Extracts from a graphics dataset:
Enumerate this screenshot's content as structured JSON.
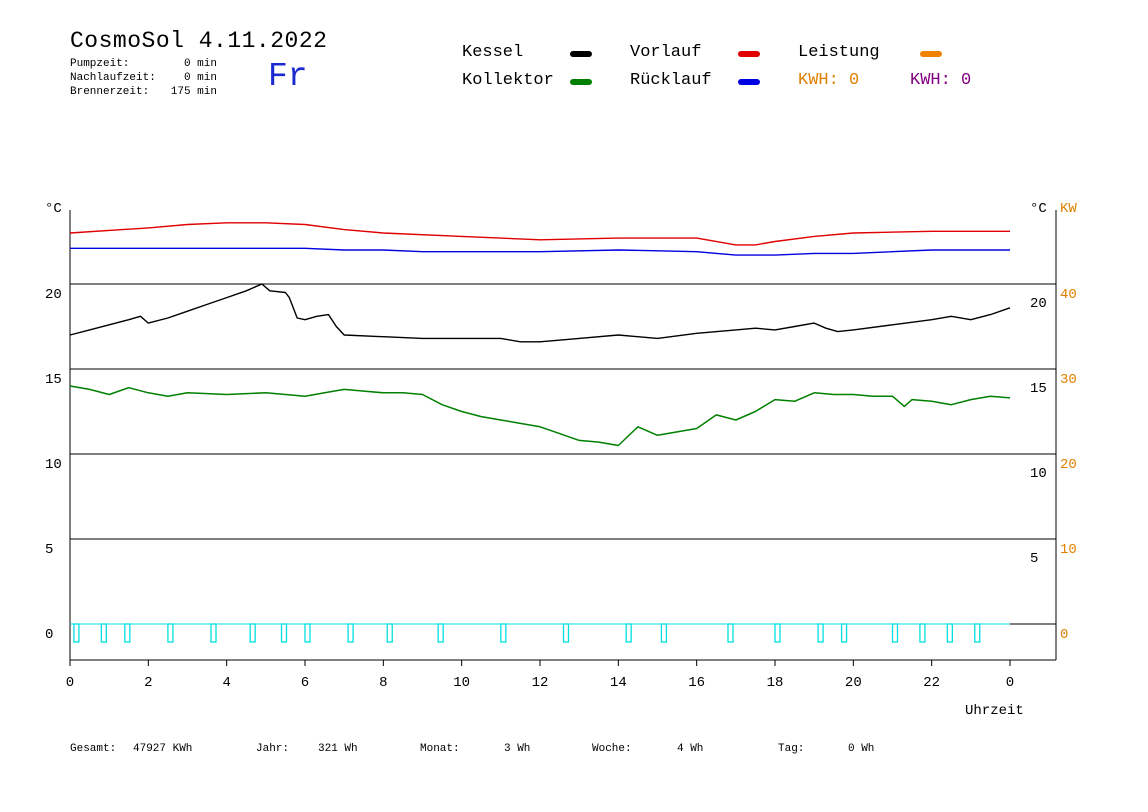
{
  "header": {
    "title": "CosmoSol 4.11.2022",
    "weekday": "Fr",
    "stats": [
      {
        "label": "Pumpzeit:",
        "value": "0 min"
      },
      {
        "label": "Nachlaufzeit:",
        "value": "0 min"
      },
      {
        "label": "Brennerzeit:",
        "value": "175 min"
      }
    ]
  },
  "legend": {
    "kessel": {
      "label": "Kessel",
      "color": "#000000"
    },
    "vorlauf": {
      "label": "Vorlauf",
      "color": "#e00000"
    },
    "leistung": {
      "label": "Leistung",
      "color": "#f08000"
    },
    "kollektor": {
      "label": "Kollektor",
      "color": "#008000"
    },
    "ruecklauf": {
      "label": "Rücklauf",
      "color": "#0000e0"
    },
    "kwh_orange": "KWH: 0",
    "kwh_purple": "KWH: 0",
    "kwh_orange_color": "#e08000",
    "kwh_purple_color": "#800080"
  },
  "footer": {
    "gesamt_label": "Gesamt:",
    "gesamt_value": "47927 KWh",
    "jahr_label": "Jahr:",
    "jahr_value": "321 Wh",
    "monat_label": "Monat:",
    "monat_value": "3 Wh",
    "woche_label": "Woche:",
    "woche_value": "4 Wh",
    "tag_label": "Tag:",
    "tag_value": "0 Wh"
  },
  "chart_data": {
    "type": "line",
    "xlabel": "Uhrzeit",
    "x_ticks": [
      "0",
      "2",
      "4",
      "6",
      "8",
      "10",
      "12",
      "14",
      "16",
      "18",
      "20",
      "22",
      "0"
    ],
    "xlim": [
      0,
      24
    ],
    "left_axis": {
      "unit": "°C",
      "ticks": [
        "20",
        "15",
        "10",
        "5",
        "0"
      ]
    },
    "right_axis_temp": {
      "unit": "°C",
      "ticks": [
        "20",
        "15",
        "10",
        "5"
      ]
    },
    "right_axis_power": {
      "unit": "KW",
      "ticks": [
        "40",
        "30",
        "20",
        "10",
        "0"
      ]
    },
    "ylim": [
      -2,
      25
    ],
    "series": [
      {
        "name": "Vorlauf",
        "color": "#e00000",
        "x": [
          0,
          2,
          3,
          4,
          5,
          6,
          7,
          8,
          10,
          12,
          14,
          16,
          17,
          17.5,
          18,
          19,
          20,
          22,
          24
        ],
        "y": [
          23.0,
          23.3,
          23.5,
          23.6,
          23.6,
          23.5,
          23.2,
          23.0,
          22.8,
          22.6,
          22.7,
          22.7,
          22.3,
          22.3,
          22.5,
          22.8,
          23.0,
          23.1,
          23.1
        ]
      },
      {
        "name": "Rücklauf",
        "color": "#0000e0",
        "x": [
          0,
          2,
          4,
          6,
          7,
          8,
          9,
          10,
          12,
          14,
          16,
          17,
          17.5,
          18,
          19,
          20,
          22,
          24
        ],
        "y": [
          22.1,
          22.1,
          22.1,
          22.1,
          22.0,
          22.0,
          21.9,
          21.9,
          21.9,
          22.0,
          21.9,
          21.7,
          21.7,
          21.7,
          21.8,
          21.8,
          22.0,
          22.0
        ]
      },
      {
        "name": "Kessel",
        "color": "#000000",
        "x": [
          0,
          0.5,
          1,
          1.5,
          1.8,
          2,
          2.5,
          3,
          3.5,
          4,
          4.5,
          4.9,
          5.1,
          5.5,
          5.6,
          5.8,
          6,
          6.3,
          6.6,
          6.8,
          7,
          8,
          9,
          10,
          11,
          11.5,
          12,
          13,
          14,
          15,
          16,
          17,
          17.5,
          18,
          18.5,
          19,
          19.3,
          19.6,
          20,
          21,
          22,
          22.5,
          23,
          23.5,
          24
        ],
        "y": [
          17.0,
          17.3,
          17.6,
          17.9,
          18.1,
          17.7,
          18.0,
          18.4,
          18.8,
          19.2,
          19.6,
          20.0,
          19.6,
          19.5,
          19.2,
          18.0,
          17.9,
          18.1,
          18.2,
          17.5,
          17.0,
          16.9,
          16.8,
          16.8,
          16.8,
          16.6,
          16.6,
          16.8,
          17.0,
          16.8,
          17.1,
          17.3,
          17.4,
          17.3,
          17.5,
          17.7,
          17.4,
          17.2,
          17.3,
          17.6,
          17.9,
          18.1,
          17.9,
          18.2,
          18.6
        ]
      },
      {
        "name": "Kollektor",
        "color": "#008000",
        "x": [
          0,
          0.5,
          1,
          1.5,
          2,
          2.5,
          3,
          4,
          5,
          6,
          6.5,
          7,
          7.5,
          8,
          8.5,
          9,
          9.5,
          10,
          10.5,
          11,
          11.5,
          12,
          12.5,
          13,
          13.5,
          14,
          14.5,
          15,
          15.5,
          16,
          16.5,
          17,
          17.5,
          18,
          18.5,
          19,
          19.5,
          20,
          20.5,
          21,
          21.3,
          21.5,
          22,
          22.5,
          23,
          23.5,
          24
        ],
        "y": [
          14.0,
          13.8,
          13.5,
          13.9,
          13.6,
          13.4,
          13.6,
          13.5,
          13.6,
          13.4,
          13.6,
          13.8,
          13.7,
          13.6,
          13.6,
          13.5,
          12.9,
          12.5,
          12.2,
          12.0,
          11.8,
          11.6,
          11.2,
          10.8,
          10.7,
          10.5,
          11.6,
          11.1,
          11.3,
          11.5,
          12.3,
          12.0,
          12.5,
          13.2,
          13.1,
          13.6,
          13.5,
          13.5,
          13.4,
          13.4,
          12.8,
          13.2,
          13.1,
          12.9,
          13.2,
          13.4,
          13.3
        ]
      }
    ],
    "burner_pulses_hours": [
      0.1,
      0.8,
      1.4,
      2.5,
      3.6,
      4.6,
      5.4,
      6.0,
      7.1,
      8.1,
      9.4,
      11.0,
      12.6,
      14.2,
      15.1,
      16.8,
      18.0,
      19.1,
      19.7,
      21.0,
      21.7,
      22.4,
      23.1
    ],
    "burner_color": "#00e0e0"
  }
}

--

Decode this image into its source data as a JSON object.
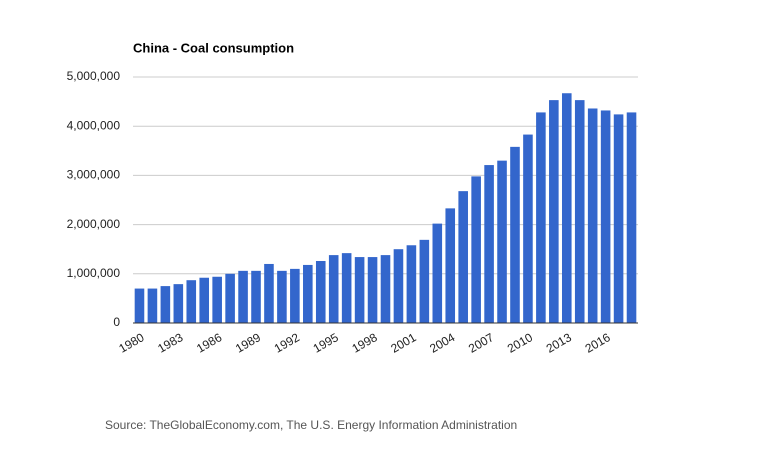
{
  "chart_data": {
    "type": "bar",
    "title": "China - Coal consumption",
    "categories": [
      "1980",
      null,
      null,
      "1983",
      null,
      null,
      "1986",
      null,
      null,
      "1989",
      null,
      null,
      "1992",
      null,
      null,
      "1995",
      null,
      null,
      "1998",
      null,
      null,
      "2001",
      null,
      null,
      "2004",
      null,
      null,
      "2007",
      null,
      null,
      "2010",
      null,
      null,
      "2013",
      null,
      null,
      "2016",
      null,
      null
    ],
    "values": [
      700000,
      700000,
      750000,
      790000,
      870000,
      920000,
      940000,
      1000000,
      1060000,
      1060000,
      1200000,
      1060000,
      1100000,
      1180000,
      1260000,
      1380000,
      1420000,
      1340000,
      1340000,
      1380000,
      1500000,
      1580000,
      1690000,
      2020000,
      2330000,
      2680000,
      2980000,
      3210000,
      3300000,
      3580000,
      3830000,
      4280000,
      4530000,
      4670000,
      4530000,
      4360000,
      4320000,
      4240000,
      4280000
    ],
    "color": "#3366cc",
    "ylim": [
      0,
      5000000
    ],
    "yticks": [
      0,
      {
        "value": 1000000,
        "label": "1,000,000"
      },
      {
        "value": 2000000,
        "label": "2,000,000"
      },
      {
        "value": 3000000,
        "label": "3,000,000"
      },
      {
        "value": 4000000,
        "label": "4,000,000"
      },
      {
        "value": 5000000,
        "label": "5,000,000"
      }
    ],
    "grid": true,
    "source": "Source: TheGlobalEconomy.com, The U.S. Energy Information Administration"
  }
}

--

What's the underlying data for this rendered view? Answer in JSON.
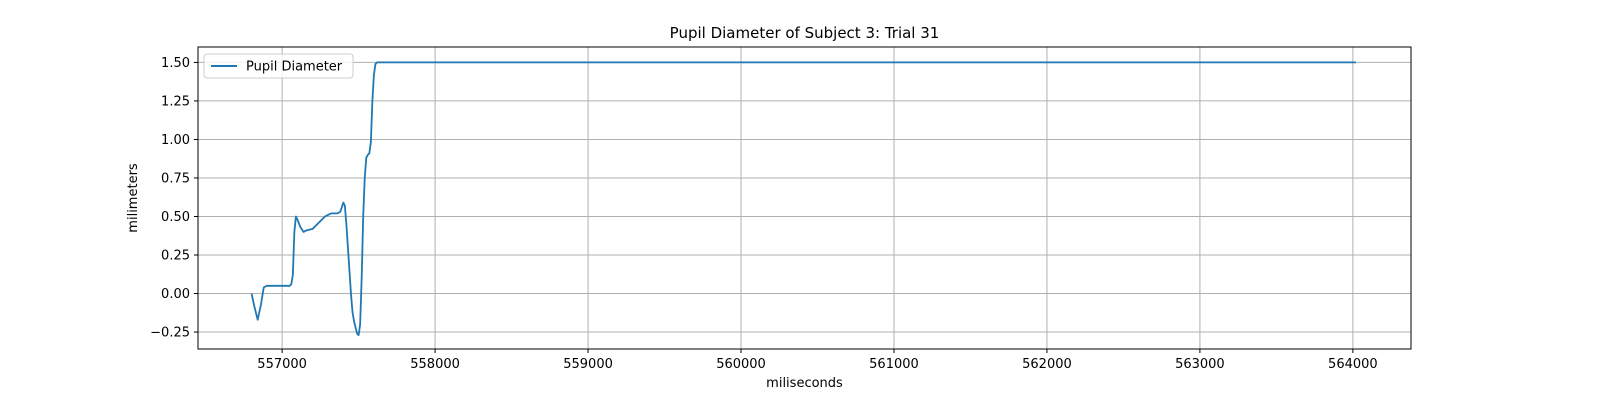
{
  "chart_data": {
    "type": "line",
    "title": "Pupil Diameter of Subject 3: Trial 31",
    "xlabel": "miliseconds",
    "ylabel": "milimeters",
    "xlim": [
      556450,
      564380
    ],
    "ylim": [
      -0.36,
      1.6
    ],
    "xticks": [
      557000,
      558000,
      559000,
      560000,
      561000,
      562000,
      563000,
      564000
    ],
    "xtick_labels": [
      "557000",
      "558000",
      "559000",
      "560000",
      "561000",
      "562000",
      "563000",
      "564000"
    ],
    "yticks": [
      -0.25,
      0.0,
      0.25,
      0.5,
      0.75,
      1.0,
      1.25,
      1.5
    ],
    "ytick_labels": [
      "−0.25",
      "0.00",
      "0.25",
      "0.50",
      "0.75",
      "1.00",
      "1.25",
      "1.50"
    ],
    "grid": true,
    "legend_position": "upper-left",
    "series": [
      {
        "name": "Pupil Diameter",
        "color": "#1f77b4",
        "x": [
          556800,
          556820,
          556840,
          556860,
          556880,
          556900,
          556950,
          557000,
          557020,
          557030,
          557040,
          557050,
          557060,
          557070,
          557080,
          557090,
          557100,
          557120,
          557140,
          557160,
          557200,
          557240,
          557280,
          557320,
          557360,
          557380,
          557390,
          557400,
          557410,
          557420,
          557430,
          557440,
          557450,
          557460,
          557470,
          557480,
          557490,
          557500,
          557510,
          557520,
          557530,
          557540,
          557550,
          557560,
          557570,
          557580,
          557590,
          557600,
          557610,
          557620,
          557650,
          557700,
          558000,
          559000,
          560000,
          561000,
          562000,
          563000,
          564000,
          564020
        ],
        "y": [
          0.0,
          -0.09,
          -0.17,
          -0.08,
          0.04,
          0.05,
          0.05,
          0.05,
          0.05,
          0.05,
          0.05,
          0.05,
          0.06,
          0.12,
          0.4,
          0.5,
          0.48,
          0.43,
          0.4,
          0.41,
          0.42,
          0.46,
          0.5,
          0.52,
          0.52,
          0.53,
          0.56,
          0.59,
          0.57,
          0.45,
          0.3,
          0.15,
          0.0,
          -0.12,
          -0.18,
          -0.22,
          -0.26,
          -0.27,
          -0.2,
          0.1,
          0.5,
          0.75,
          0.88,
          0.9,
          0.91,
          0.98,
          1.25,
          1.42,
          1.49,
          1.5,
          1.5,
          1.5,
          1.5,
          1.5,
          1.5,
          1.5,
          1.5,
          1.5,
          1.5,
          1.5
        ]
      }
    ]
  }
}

**Exercise instructions**: Identify the lines in the entries that hold "this" and return each one.

**Problem solution**:
Enumerate this screenshot's content as structured JSON.
Decode this image into its source data as a JSON object.
What's the underlying data for this rendered view? Answer in JSON.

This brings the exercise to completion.